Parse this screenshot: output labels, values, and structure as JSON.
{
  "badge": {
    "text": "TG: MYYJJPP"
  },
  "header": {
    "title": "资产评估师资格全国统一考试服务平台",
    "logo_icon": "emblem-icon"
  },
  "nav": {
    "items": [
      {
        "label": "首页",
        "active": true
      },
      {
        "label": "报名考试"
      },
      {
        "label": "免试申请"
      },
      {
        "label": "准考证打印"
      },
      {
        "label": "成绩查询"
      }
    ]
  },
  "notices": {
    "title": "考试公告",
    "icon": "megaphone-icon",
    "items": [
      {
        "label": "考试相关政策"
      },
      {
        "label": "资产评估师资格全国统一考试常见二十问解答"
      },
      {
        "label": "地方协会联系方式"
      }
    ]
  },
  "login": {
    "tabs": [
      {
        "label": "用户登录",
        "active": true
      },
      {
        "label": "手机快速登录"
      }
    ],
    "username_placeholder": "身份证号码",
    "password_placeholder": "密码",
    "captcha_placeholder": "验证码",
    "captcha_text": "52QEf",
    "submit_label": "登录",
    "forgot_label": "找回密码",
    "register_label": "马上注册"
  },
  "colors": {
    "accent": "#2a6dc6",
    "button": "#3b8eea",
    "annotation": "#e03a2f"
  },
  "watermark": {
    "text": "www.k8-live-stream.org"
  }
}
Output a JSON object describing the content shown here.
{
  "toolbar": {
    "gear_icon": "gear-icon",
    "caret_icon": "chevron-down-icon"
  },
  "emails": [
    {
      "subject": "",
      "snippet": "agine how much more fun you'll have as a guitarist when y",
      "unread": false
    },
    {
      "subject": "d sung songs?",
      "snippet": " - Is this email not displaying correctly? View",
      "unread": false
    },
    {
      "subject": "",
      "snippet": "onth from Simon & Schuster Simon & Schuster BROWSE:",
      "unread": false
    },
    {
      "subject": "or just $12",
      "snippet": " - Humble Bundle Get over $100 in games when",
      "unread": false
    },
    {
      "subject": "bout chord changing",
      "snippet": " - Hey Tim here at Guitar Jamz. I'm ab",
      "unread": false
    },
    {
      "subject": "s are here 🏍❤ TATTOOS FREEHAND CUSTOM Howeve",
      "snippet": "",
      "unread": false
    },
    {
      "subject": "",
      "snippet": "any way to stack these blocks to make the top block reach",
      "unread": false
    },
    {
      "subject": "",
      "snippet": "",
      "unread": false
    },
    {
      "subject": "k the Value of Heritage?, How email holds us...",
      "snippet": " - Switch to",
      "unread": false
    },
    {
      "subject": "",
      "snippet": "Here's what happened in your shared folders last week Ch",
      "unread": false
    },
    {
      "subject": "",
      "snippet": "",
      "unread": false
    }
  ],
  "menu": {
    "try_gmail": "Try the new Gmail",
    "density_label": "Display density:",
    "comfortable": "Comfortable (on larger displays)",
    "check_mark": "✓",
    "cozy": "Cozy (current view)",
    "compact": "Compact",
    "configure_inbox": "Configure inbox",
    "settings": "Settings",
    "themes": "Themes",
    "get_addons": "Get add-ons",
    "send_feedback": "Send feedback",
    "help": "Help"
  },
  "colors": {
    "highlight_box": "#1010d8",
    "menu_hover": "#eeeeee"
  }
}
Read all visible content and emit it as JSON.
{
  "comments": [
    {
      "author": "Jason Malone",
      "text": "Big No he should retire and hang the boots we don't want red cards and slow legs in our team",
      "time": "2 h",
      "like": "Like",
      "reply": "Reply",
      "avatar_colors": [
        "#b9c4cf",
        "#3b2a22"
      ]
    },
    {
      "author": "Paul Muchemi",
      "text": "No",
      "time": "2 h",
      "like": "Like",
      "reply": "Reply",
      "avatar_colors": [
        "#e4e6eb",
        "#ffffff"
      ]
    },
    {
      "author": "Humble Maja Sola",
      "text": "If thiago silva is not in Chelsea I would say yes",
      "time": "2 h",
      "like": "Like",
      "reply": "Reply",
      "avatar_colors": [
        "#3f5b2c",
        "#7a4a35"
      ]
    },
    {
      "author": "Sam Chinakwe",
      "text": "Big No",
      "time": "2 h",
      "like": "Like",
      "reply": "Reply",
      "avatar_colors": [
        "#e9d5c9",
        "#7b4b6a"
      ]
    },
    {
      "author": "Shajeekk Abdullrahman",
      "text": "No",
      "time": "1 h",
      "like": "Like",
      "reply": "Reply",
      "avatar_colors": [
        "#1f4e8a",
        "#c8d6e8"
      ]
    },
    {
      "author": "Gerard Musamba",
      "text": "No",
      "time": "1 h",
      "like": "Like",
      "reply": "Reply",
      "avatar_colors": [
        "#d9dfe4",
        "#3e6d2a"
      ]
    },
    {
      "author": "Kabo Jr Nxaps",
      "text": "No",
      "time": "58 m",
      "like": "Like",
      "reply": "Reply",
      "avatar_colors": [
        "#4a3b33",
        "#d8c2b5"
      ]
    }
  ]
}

++++++++

● **STATED GOAL**: Scan the material above for the string "this" and return the lines that hold it.

● **FULL RESPONSE**:
Parse this screenshot: output labels, values, and structure as JSON.
      "snippet": " - Is this email not displaying correctly? View",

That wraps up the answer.